> [STATED GOAL] Answer with a single number: how many lines in the listing below include "content"?
[start EXTRACTED MATERIAL]
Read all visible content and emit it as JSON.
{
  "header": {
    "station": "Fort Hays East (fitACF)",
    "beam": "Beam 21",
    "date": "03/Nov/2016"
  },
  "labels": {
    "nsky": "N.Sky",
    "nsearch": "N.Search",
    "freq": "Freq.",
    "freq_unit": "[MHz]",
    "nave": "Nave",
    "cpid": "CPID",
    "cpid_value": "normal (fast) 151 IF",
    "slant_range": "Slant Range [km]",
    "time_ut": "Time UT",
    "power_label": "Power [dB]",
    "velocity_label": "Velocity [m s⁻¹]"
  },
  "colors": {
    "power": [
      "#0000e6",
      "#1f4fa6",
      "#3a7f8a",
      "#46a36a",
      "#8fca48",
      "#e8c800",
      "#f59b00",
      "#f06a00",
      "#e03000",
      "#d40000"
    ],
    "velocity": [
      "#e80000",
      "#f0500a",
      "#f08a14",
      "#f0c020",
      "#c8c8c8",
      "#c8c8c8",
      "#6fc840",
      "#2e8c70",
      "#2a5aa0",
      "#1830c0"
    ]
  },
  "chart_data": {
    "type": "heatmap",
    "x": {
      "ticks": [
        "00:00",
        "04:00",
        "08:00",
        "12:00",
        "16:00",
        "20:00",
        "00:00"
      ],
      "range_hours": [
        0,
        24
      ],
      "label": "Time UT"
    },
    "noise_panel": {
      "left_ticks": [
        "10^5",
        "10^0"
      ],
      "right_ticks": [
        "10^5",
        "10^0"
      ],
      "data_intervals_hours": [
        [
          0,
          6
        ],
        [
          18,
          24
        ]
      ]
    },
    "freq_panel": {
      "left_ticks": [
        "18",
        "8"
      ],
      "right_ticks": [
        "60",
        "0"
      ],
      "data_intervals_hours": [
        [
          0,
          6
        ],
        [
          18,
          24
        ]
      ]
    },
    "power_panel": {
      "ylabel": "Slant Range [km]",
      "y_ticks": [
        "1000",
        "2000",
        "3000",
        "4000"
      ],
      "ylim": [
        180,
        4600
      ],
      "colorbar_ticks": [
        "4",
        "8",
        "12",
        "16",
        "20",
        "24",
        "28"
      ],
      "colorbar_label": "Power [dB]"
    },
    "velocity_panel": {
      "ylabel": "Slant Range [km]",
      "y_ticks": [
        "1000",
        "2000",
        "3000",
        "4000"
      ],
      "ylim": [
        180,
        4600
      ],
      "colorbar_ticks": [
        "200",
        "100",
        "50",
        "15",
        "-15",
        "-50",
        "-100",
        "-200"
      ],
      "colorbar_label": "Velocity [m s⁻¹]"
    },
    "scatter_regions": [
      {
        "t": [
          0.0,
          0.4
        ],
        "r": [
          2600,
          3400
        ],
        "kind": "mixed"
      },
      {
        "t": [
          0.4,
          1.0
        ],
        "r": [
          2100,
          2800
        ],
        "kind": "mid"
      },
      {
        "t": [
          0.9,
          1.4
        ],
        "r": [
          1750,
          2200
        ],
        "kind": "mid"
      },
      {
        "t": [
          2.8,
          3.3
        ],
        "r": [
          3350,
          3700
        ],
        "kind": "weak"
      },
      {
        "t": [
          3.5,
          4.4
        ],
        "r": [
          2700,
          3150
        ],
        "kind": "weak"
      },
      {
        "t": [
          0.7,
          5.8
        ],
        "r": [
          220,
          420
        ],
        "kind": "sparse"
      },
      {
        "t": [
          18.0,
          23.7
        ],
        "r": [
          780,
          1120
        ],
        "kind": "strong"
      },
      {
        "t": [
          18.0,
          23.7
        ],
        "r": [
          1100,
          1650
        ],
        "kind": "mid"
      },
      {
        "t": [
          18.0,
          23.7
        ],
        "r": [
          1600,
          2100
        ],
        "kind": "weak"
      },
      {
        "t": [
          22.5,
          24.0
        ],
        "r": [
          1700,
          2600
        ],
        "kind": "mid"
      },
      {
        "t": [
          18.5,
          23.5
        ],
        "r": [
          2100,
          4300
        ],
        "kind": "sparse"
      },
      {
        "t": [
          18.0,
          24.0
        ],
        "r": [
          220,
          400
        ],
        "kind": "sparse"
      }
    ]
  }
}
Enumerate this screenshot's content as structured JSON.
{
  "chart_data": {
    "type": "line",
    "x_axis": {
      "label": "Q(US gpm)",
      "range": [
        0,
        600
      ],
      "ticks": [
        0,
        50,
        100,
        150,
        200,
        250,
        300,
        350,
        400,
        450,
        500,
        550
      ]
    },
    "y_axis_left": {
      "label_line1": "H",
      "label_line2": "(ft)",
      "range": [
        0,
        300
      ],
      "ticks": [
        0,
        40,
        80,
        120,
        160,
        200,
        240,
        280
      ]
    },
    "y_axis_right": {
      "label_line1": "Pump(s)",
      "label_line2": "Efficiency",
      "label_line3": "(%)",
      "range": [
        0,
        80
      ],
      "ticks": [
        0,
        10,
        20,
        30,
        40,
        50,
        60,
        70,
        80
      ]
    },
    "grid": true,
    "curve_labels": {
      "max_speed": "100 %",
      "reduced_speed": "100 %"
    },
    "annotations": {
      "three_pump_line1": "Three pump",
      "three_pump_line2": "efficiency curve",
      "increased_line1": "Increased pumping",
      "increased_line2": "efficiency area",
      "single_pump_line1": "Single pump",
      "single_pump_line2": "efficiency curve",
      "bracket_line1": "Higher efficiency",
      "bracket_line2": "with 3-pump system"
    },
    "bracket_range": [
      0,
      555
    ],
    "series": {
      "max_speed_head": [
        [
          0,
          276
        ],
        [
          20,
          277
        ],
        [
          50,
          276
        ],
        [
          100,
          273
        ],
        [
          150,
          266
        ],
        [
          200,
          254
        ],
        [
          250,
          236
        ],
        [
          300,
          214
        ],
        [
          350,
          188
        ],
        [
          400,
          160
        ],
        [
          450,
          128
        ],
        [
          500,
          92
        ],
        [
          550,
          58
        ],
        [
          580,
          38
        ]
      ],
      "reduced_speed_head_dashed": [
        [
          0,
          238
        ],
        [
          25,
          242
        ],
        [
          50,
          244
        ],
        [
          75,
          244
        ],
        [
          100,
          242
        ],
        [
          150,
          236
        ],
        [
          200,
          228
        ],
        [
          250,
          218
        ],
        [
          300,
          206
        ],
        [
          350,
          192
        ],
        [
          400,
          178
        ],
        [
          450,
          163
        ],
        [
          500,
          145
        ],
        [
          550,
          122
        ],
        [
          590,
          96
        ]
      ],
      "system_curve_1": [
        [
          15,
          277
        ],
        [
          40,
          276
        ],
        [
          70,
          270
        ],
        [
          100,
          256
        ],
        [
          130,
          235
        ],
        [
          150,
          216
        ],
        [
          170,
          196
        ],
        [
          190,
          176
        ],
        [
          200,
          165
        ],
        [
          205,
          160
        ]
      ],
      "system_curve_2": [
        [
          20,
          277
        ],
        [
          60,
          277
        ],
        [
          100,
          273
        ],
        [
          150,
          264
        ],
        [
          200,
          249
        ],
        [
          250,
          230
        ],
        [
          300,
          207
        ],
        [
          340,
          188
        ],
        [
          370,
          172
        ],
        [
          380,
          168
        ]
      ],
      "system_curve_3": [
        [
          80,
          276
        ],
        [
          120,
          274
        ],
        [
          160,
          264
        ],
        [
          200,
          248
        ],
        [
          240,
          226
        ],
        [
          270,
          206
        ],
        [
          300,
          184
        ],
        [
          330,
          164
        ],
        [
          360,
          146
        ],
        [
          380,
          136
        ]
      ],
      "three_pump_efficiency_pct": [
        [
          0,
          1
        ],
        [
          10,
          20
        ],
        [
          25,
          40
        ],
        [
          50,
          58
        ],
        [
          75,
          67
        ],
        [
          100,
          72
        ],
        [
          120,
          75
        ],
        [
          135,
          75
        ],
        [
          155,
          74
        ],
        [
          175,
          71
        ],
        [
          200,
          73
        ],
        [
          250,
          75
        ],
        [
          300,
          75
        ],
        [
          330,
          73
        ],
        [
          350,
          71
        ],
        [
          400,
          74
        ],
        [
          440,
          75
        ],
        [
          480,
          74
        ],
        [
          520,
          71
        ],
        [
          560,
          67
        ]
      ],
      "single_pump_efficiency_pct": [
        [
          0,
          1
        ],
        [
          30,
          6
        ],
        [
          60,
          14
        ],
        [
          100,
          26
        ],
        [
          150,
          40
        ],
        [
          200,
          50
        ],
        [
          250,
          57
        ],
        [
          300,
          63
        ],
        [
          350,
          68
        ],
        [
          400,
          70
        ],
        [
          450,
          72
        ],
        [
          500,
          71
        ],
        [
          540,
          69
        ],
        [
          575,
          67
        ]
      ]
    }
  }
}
[end EXTRACTED MATERIAL]
> [TASK OUTPUT] 2